* What is expected *
Which lines of the listing below contain the string "icon" with the same capitalization? Copy each of those lines in full.

* Supplied material *
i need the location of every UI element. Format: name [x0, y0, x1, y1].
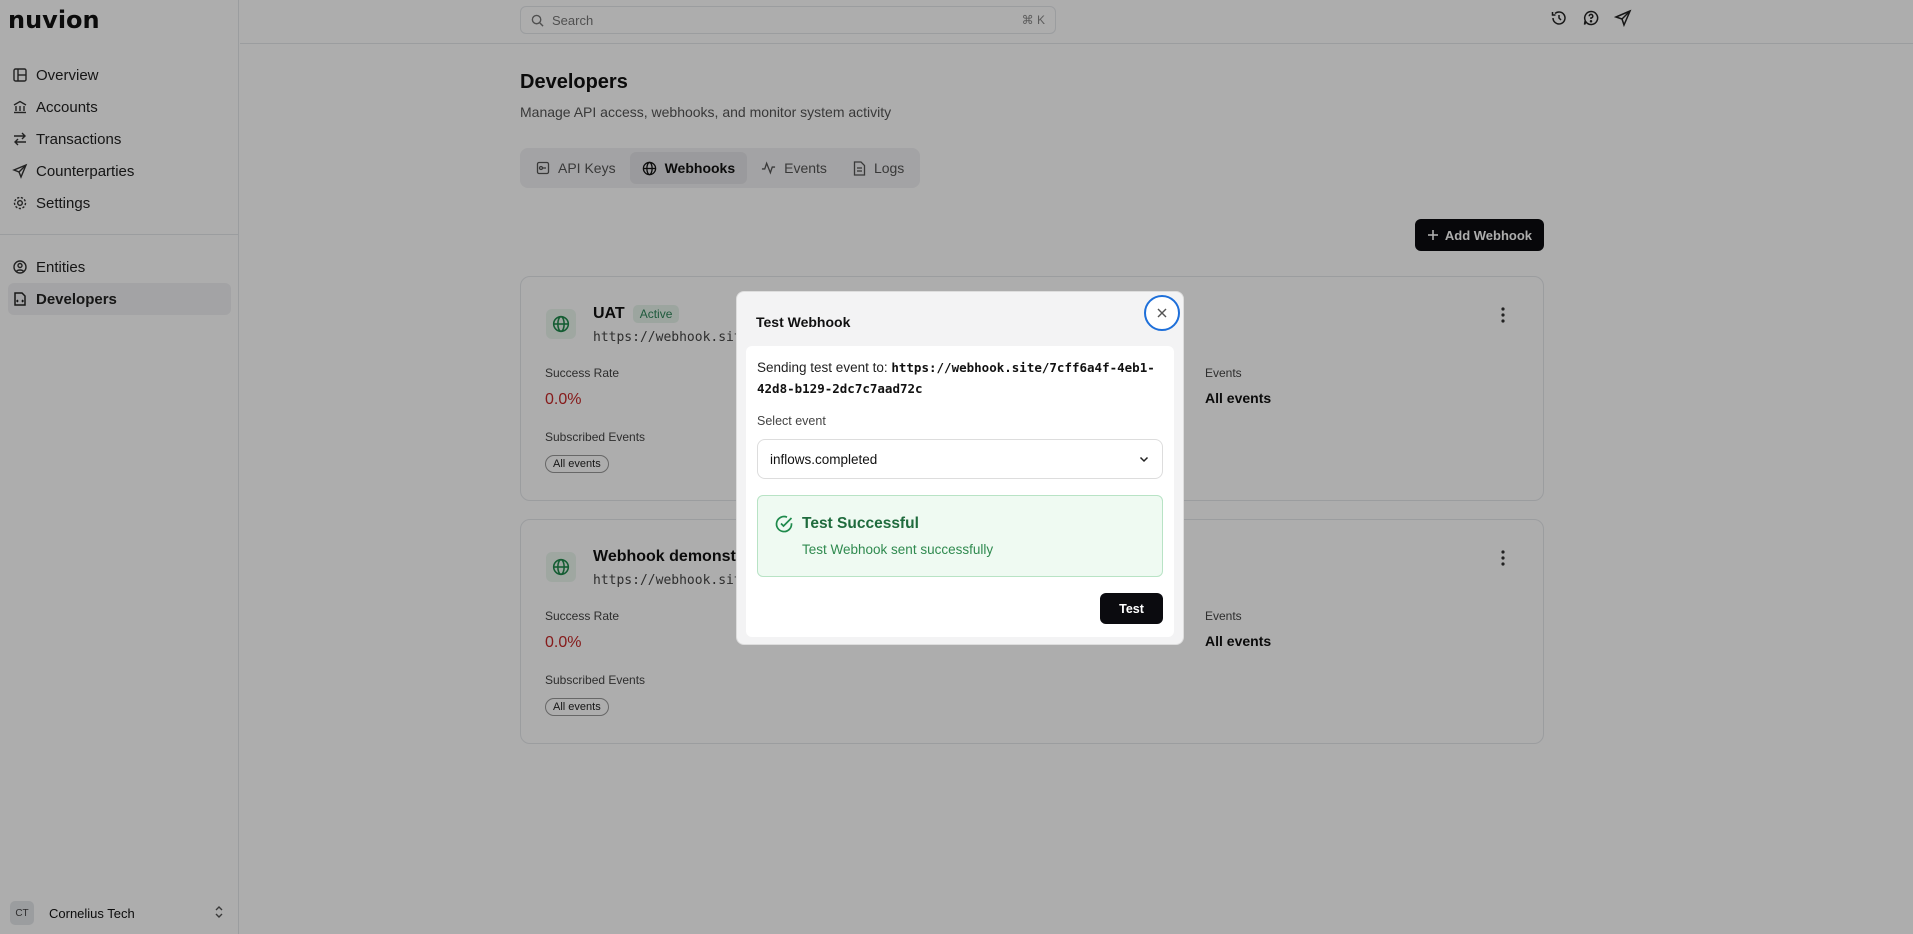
check-circle-icon — [774, 514, 794, 537]
sending-prefix: Sending test event to: — [757, 360, 888, 375]
select-event-label: Select event — [757, 414, 826, 428]
success-message: Test Webhook sent successfully — [802, 542, 994, 557]
chevron-down-icon — [1138, 453, 1150, 465]
dialog-title: Test Webhook — [756, 314, 851, 330]
close-icon — [1156, 307, 1168, 319]
dialog-body: Sending test event to: https://webhook.s… — [746, 346, 1174, 637]
success-alert: Test Successful Test Webhook sent succes… — [757, 495, 1163, 577]
sending-info: Sending test event to: https://webhook.s… — [757, 357, 1167, 399]
test-button[interactable]: Test — [1100, 593, 1163, 624]
event-select[interactable]: inflows.completed — [757, 439, 1163, 479]
success-title: Test Successful — [802, 515, 919, 532]
close-button[interactable] — [1144, 295, 1180, 331]
selected-event: inflows.completed — [770, 451, 878, 467]
test-webhook-dialog: Test Webhook Sending test event to: http… — [736, 291, 1184, 645]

* Answer to the problem *
check-circle-icon — [774, 514, 794, 537]
chevron-down-icon — [1138, 453, 1150, 465]
close-icon — [1156, 307, 1168, 319]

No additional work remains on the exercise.